→ YOUR GOAL
Copy every line of the data that includes the string "nIdentities".

(Extracted data entries)

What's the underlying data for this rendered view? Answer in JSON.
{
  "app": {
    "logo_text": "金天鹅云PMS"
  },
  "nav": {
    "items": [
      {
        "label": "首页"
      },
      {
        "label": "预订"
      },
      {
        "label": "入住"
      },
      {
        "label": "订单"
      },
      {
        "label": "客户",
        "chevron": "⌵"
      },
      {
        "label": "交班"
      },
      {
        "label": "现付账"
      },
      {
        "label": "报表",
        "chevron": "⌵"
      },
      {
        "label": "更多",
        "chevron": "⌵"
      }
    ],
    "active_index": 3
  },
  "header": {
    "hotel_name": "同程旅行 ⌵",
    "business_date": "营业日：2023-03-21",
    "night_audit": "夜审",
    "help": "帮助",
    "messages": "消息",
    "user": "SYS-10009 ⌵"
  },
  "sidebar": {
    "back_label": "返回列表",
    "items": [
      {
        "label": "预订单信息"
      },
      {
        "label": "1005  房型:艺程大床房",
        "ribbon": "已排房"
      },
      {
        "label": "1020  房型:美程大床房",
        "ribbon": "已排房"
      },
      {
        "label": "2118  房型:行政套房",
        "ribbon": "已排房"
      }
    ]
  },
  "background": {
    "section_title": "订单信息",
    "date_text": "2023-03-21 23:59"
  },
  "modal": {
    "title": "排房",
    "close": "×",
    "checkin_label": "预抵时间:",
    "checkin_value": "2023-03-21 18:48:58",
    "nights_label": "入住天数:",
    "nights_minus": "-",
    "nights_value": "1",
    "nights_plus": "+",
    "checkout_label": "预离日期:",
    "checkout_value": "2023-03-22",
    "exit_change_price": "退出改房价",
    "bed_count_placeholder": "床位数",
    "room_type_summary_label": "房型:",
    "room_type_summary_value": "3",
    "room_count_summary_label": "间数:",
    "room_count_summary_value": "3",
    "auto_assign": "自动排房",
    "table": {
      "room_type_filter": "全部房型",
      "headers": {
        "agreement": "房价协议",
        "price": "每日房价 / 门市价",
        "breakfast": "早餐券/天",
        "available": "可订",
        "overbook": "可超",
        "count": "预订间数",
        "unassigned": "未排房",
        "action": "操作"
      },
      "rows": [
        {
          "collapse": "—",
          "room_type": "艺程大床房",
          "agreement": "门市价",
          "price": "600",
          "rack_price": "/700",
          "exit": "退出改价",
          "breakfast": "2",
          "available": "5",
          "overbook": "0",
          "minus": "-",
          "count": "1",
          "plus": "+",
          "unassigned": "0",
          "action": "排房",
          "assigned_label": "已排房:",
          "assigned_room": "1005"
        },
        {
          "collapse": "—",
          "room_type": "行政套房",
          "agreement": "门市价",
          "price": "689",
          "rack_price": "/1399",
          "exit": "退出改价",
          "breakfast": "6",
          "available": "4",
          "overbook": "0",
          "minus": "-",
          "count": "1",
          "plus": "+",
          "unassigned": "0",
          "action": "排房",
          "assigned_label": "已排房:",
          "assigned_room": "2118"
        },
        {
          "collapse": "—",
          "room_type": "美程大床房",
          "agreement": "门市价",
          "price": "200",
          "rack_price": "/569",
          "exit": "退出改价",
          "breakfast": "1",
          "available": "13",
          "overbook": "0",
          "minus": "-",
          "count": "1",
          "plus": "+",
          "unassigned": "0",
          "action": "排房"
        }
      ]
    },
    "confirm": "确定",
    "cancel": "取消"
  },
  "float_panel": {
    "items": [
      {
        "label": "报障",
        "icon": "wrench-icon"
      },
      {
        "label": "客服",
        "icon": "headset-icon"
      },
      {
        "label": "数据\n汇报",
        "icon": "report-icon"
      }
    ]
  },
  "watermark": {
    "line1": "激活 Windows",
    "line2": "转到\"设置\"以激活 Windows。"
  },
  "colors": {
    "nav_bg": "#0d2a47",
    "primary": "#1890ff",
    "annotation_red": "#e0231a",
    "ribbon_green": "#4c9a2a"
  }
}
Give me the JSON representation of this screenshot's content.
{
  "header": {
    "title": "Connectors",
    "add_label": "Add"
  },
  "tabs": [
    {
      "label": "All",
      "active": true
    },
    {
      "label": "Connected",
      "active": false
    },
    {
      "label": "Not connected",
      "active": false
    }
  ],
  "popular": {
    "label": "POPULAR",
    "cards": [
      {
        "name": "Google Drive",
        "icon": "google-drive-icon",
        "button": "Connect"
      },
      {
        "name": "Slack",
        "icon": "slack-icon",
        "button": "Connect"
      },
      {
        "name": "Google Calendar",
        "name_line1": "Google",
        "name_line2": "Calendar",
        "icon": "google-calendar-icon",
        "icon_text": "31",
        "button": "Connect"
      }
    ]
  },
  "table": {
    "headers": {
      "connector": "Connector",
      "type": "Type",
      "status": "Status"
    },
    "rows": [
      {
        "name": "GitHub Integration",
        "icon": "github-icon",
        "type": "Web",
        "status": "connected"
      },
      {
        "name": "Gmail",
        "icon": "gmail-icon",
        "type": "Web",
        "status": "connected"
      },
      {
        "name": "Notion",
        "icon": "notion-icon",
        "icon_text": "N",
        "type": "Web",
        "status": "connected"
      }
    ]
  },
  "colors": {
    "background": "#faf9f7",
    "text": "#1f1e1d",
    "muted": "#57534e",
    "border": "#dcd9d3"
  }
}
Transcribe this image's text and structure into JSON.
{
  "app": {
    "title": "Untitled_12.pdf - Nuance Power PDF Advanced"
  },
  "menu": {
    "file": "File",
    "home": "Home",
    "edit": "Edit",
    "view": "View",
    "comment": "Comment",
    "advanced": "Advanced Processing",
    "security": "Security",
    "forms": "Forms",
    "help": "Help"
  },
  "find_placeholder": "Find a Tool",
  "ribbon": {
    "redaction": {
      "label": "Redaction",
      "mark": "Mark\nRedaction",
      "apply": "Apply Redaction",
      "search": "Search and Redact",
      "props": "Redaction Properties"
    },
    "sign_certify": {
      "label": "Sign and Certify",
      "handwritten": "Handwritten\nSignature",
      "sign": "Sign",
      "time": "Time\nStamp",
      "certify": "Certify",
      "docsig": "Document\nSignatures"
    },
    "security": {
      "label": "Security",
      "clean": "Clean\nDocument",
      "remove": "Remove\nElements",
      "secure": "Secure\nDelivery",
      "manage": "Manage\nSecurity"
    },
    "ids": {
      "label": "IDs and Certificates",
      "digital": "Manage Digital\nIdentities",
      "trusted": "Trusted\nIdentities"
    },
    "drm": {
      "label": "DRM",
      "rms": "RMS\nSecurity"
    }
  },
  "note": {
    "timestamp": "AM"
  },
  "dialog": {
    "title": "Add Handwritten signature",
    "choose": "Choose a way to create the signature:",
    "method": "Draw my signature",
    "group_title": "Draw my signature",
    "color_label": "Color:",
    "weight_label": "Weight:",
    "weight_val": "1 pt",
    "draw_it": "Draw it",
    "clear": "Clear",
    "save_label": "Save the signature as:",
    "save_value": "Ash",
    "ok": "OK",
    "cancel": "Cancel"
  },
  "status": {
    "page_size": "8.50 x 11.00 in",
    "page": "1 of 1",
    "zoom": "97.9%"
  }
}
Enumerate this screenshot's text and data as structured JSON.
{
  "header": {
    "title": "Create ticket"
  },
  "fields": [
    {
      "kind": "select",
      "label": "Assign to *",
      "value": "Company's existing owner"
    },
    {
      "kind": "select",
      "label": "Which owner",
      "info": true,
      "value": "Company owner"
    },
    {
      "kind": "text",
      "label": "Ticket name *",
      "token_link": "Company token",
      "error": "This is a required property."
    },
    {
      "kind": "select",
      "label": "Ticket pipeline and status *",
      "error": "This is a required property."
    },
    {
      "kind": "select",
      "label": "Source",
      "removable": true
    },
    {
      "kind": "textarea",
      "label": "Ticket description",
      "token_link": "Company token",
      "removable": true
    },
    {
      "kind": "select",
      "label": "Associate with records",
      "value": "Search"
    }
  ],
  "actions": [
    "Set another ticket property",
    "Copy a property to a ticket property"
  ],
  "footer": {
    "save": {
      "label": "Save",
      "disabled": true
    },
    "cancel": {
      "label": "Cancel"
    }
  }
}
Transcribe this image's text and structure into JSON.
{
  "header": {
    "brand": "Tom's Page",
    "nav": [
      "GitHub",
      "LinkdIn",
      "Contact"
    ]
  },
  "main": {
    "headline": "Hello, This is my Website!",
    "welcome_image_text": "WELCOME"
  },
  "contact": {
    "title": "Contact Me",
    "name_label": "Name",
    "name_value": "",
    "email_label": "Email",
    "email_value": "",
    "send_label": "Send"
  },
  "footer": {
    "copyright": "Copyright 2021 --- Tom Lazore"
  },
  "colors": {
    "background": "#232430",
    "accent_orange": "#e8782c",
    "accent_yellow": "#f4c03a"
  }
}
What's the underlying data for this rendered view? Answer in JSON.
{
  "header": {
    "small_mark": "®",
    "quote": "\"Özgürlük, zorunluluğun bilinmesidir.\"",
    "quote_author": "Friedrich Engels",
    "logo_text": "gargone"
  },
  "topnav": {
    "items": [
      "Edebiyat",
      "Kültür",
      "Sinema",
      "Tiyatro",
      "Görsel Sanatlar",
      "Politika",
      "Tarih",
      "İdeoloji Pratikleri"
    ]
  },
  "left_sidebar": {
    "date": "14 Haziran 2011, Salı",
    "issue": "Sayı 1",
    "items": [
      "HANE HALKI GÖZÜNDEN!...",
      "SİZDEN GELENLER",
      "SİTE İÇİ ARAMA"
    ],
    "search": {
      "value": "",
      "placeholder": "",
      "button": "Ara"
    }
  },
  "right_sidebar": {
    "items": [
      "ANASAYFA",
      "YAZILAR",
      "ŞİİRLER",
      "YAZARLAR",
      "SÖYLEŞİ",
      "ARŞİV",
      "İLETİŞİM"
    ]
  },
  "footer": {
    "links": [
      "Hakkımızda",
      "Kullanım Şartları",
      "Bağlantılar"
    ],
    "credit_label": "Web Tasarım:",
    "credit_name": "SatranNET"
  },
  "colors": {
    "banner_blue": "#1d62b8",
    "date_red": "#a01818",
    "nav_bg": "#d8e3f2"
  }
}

→ EXERCISE SOLUTION
      "digital": "Manage Digital\nIdentities",
      "trusted": "Trusted\nIdentities"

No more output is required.